+++ Data provided

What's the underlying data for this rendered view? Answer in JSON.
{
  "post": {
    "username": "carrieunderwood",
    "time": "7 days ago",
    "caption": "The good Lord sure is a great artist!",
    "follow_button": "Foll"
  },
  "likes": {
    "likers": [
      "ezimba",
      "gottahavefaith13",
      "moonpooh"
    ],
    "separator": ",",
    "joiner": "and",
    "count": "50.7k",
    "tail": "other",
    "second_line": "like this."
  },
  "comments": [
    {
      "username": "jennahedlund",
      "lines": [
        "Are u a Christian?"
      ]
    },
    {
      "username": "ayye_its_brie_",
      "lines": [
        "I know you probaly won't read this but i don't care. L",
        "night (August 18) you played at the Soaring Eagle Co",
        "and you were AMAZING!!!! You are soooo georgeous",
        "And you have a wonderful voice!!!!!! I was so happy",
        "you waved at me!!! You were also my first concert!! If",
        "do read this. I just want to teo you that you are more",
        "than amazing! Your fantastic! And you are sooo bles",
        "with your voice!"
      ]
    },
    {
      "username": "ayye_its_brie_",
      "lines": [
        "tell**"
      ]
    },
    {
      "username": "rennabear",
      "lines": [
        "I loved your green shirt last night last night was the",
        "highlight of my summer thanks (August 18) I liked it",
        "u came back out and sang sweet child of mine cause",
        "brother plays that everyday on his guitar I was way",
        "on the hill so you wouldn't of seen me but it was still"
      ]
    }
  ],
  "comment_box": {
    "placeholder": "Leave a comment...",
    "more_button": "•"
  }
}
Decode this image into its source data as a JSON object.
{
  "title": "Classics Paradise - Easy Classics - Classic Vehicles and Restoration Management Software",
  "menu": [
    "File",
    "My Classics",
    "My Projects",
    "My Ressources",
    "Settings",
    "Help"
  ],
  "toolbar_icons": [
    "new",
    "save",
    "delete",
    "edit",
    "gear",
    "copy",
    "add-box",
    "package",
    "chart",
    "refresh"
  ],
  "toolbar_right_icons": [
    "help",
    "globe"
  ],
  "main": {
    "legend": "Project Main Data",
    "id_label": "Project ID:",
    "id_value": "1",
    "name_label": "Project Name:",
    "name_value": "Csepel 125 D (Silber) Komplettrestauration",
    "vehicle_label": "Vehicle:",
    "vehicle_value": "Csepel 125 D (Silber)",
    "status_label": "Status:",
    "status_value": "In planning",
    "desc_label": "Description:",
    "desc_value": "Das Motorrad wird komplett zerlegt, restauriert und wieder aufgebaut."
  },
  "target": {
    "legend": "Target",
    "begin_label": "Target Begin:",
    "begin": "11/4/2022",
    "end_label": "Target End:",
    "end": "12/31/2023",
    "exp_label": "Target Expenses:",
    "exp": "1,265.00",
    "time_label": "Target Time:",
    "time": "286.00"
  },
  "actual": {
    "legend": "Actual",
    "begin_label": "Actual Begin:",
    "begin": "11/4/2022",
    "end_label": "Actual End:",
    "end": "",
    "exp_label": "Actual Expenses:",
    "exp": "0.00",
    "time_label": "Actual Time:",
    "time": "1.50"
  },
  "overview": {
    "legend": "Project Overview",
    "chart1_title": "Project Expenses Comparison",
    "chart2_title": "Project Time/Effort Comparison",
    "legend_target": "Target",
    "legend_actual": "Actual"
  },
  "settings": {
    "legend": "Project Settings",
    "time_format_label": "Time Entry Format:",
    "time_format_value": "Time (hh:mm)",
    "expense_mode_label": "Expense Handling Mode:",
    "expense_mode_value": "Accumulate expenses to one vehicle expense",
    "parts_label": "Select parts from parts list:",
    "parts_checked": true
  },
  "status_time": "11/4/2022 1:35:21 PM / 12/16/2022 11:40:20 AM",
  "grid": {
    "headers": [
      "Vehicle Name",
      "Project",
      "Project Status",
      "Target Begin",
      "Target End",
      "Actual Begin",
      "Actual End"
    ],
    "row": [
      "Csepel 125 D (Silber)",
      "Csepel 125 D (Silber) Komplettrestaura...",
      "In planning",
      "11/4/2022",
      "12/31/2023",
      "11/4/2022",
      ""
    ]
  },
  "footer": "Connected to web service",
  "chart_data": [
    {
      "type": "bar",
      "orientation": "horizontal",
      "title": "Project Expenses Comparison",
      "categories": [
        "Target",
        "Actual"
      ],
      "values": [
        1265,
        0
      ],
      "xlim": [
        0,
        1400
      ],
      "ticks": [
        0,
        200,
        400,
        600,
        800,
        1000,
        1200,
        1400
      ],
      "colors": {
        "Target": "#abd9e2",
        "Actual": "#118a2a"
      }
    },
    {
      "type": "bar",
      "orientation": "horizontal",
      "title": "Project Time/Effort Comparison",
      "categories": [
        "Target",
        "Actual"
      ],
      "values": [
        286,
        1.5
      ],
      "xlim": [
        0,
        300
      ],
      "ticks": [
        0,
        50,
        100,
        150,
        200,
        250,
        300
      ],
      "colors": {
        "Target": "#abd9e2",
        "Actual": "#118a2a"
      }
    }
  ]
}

++++++

▶ [Written problem]
The records above should be duplicated in full, exactly as given.

▶ [Task answer]
What's the underlying data for this rendered view? Answer in JSON.
{
  "post": {
    "username": "carrieunderwood",
    "time": "7 days ago",
    "caption": "The good Lord sure is a great artist!",
    "follow_button": "Foll"
  },
  "likes": {
    "likers": [
      "ezimba",
      "gottahavefaith13",
      "moonpooh"
    ],
    "separator": ",",
    "joiner": "and",
    "count": "50.7k",
    "tail": "other",
    "second_line": "like this."
  },
  "comments": [
    {
      "username": "jennahedlund",
      "lines": [
        "Are u a Christian?"
      ]
    },
    {
      "username": "ayye_its_brie_",
      "lines": [
        "I know you probaly won't read this but i don't care. L",
        "night (August 18) you played at the Soaring Eagle Co",
        "and you were AMAZING!!!! You are soooo georgeous",
        "And you have a wonderful voice!!!!!! I was so happy",
        "you waved at me!!! You were also my first concert!! If",
        "do read this. I just want to teo you that you are more",
        "than amazing! Your fantastic! And you are sooo bles",
        "with your voice!"
      ]
    },
    {
      "username": "ayye_its_brie_",
      "lines": [
        "tell**"
      ]
    },
    {
      "username": "rennabear",
      "lines": [
        "I loved your green shirt last night last night was the",
        "highlight of my summer thanks (August 18) I liked it",
        "u came back out and sang sweet child of mine cause",
        "brother plays that everyday on his guitar I was way",
        "on the hill so you wouldn't of seen me but it was still"
      ]
    }
  ],
  "comment_box": {
    "placeholder": "Leave a comment...",
    "more_button": "•"
  }
}
Decode this image into its source data as a JSON object.
{
  "title": "Classics Paradise - Easy Classics - Classic Vehicles and Restoration Management Software",
  "menu": [
    "File",
    "My Classics",
    "My Projects",
    "My Ressources",
    "Settings",
    "Help"
  ],
  "toolbar_icons": [
    "new",
    "save",
    "delete",
    "edit",
    "gear",
    "copy",
    "add-box",
    "package",
    "chart",
    "refresh"
  ],
  "toolbar_right_icons": [
    "help",
    "globe"
  ],
  "main": {
    "legend": "Project Main Data",
    "id_label": "Project ID:",
    "id_value": "1",
    "name_label": "Project Name:",
    "name_value": "Csepel 125 D (Silber) Komplettrestauration",
    "vehicle_label": "Vehicle:",
    "vehicle_value": "Csepel 125 D (Silber)",
    "status_label": "Status:",
    "status_value": "In planning",
    "desc_label": "Description:",
    "desc_value": "Das Motorrad wird komplett zerlegt, restauriert und wieder aufgebaut."
  },
  "target": {
    "legend": "Target",
    "begin_label": "Target Begin:",
    "begin": "11/4/2022",
    "end_label": "Target End:",
    "end": "12/31/2023",
    "exp_label": "Target Expenses:",
    "exp": "1,265.00",
    "time_label": "Target Time:",
    "time": "286.00"
  },
  "actual": {
    "legend": "Actual",
    "begin_label": "Actual Begin:",
    "begin": "11/4/2022",
    "end_label": "Actual End:",
    "end": "",
    "exp_label": "Actual Expenses:",
    "exp": "0.00",
    "time_label": "Actual Time:",
    "time": "1.50"
  },
  "overview": {
    "legend": "Project Overview",
    "chart1_title": "Project Expenses Comparison",
    "chart2_title": "Project Time/Effort Comparison",
    "legend_target": "Target",
    "legend_actual": "Actual"
  },
  "settings": {
    "legend": "Project Settings",
    "time_format_label": "Time Entry Format:",
    "time_format_value": "Time (hh:mm)",
    "expense_mode_label": "Expense Handling Mode:",
    "expense_mode_value": "Accumulate expenses to one vehicle expense",
    "parts_label": "Select parts from parts list:",
    "parts_checked": true
  },
  "status_time": "11/4/2022 1:35:21 PM / 12/16/2022 11:40:20 AM",
  "grid": {
    "headers": [
      "Vehicle Name",
      "Project",
      "Project Status",
      "Target Begin",
      "Target End",
      "Actual Begin",
      "Actual End"
    ],
    "row": [
      "Csepel 125 D (Silber)",
      "Csepel 125 D (Silber) Komplettrestaura...",
      "In planning",
      "11/4/2022",
      "12/31/2023",
      "11/4/2022",
      ""
    ]
  },
  "footer": "Connected to web service",
  "chart_data": [
    {
      "type": "bar",
      "orientation": "horizontal",
      "title": "Project Expenses Comparison",
      "categories": [
        "Target",
        "Actual"
      ],
      "values": [
        1265,
        0
      ],
      "xlim": [
        0,
        1400
      ],
      "ticks": [
        0,
        200,
        400,
        600,
        800,
        1000,
        1200,
        1400
      ],
      "colors": {
        "Target": "#abd9e2",
        "Actual": "#118a2a"
      }
    },
    {
      "type": "bar",
      "orientation": "horizontal",
      "title": "Project Time/Effort Comparison",
      "categories": [
        "Target",
        "Actual"
      ],
      "values": [
        286,
        1.5
      ],
      "xlim": [
        0,
        300
      ],
      "ticks": [
        0,
        50,
        100,
        150,
        200,
        250,
        300
      ],
      "colors": {
        "Target": "#abd9e2",
        "Actual": "#118a2a"
      }
    }
  ]
}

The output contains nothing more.